[Stated goal]:
Return a copy of each line that holds the string "организации".

[Entries]:
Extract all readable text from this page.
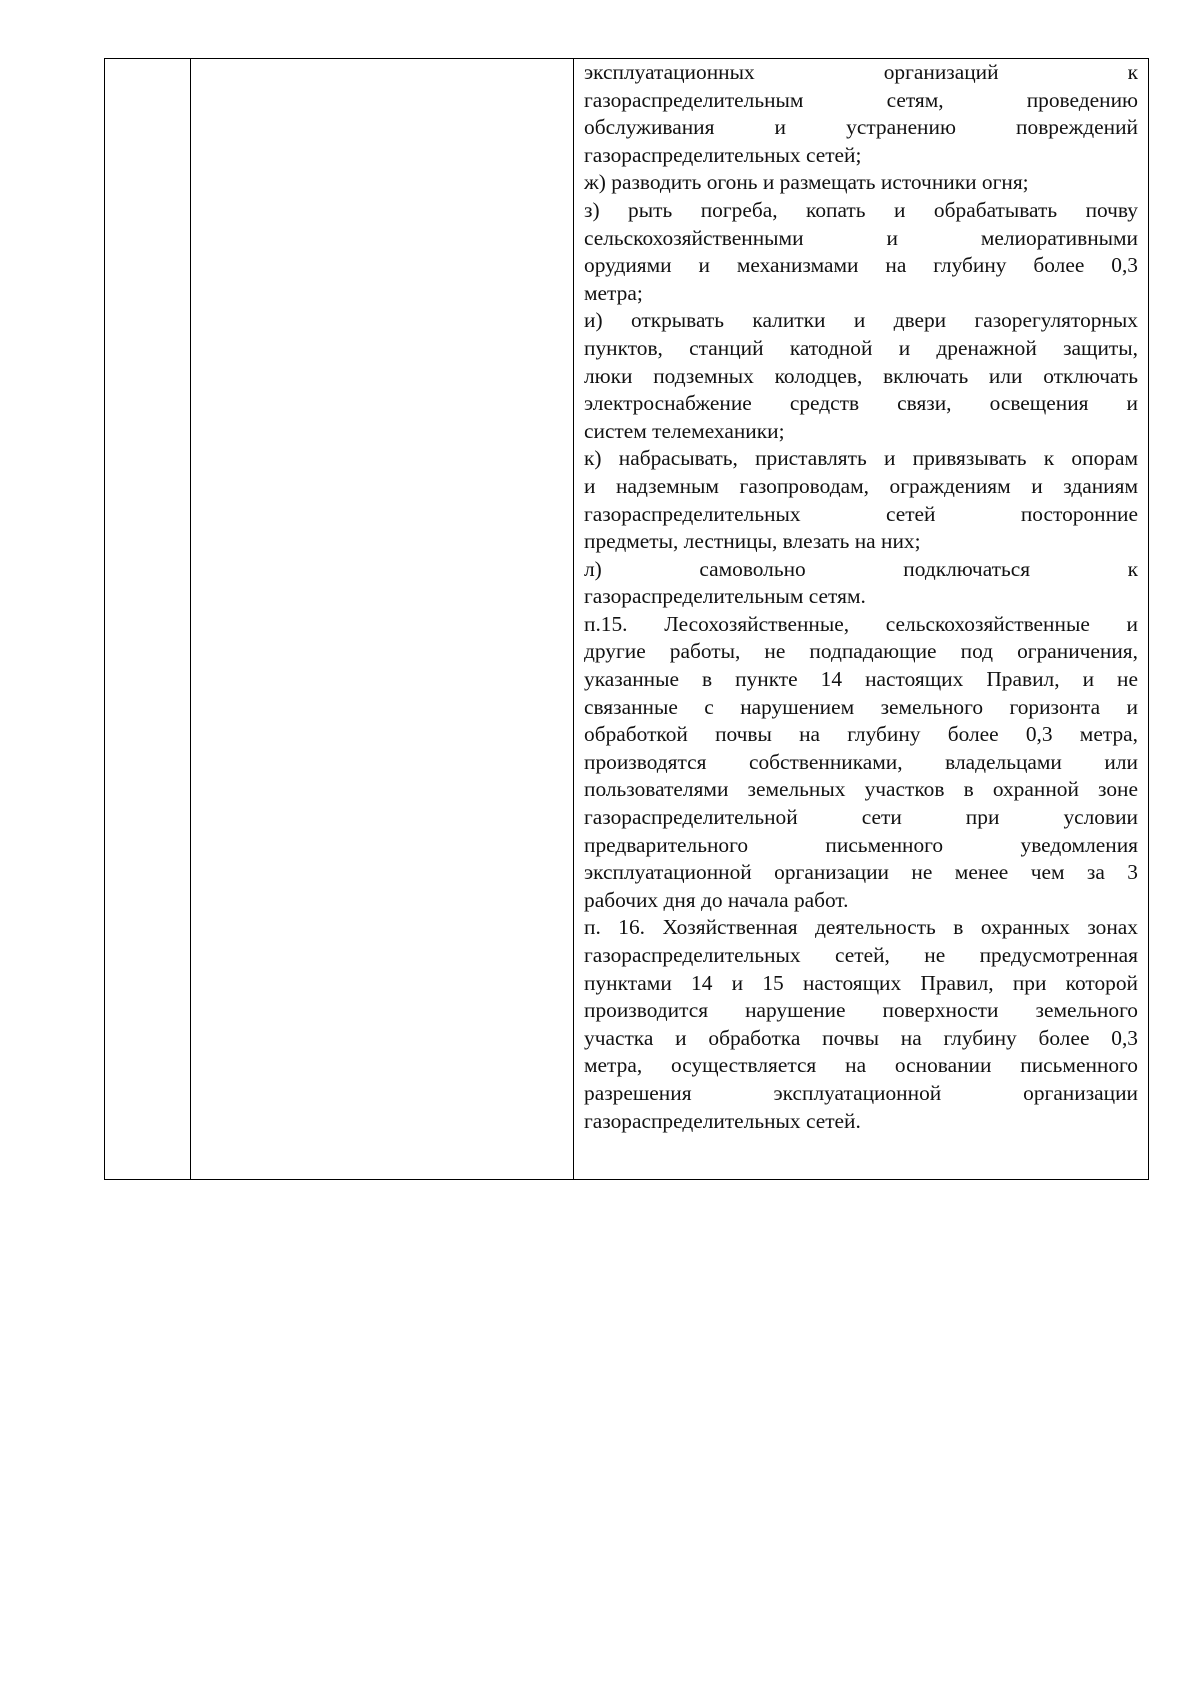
эксплуатационных организаций к
газораспределительным сетям, проведению
обслуживания и устранению повреждений
газораспределительных сетей;
ж) разводить огонь и размещать источники огня;
з) рыть погреба, копать и обрабатывать почву
сельскохозяйственными и мелиоративными
орудиями и механизмами на глубину более 0,3
метра;
и) открывать калитки и двери газорегуляторных
пунктов, станций катодной и дренажной защиты,
люки подземных колодцев, включать или отключать
электроснабжение средств связи, освещения и
систем телемеханики;
к) набрасывать, приставлять и привязывать к опорам
и надземным газопроводам, ограждениям и зданиям
газораспределительных сетей посторонние
предметы, лестницы, влезать на них;
л) самовольно подключаться к
газораспределительным сетям.
п.15. Лесохозяйственные, сельскохозяйственные и
другие работы, не подпадающие под ограничения,
указанные в пункте 14 настоящих Правил, и не
связанные с нарушением земельного горизонта и
обработкой почвы на глубину более 0,3 метра,
производятся собственниками, владельцами или
пользователями земельных участков в охранной зоне
газораспределительной сети при условии
предварительного письменного уведомления
эксплуатационной организации не менее чем за 3
рабочих дня до начала работ.
п. 16. Хозяйственная деятельность в охранных зонах
газораспределительных сетей, не предусмотренная
пунктами 14 и 15 настоящих Правил, при которой
производится нарушение поверхности земельного
участка и обработка почвы на глубину более 0,3
метра, осуществляется на основании письменного
разрешения эксплуатационной организации
газораспределительных сетей.
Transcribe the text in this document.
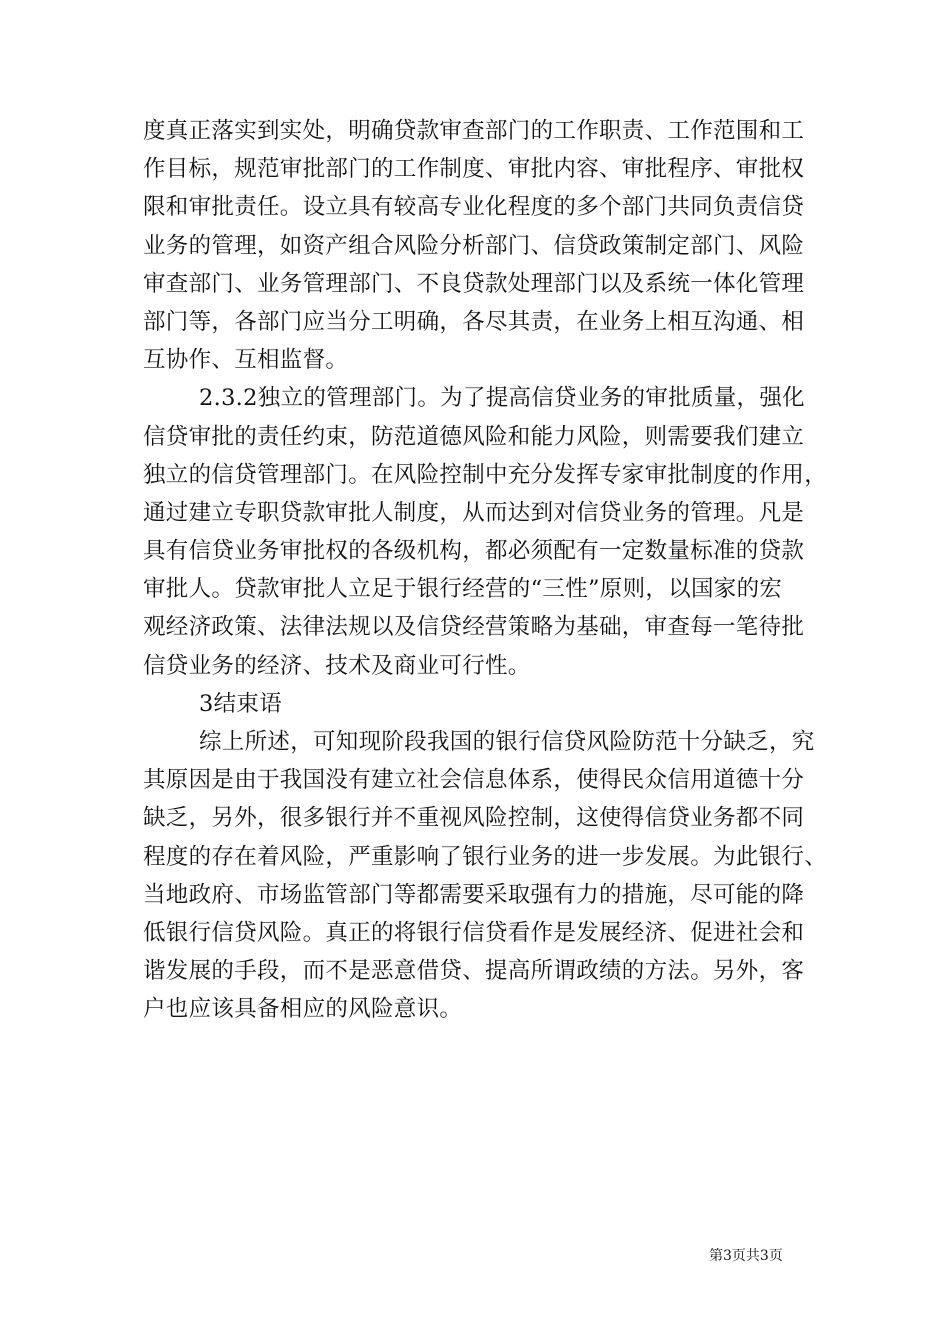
度真正落实到实处，明确贷款审查部门的工作职责、工作范围和工
作目标，规范审批部门的工作制度、审批内容、审批程序、审批权
限和审批责任。设立具有较高专业化程度的多个部门共同负责信贷
业务的管理，如资产组合风险分析部门、信贷政策制定部门、风险
审查部门、业务管理部门、不良贷款处理部门以及系统一体化管理
部门等，各部门应当分工明确，各尽其责，在业务上相互沟通、相
互协作、互相监督。
2.3.2独立的管理部门。为了提高信贷业务的审批质量，强化
信贷审批的责任约束，防范道德风险和能力风险，则需要我们建立
独立的信贷管理部门。在风险控制中充分发挥专家审批制度的作用，
通过建立专职贷款审批人制度，从而达到对信贷业务的管理。凡是
具有信贷业务审批权的各级机构，都必须配有一定数量标准的贷款
审批人。贷款审批人立足于银行经营的“三性”原则，以国家的宏
观经济政策、法律法规以及信贷经营策略为基础，审查每一笔待批
信贷业务的经济、技术及商业可行性。
3结束语
综上所述，可知现阶段我国的银行信贷风险防范十分缺乏，究
其原因是由于我国没有建立社会信息体系，使得民众信用道德十分
缺乏，另外，很多银行并不重视风险控制，这使得信贷业务都不同
程度的存在着风险，严重影响了银行业务的进一步发展。为此银行、
当地政府、市场监管部门等都需要采取强有力的措施，尽可能的降
低银行信贷风险。真正的将银行信贷看作是发展经济、促进社会和
谐发展的手段，而不是恶意借贷、提高所谓政绩的方法。另外，客
户也应该具备相应的风险意识。
第3页共3页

[Finished exercise]:
эксплуатационной организации не менее чем за 3
разрешения эксплуатационной организации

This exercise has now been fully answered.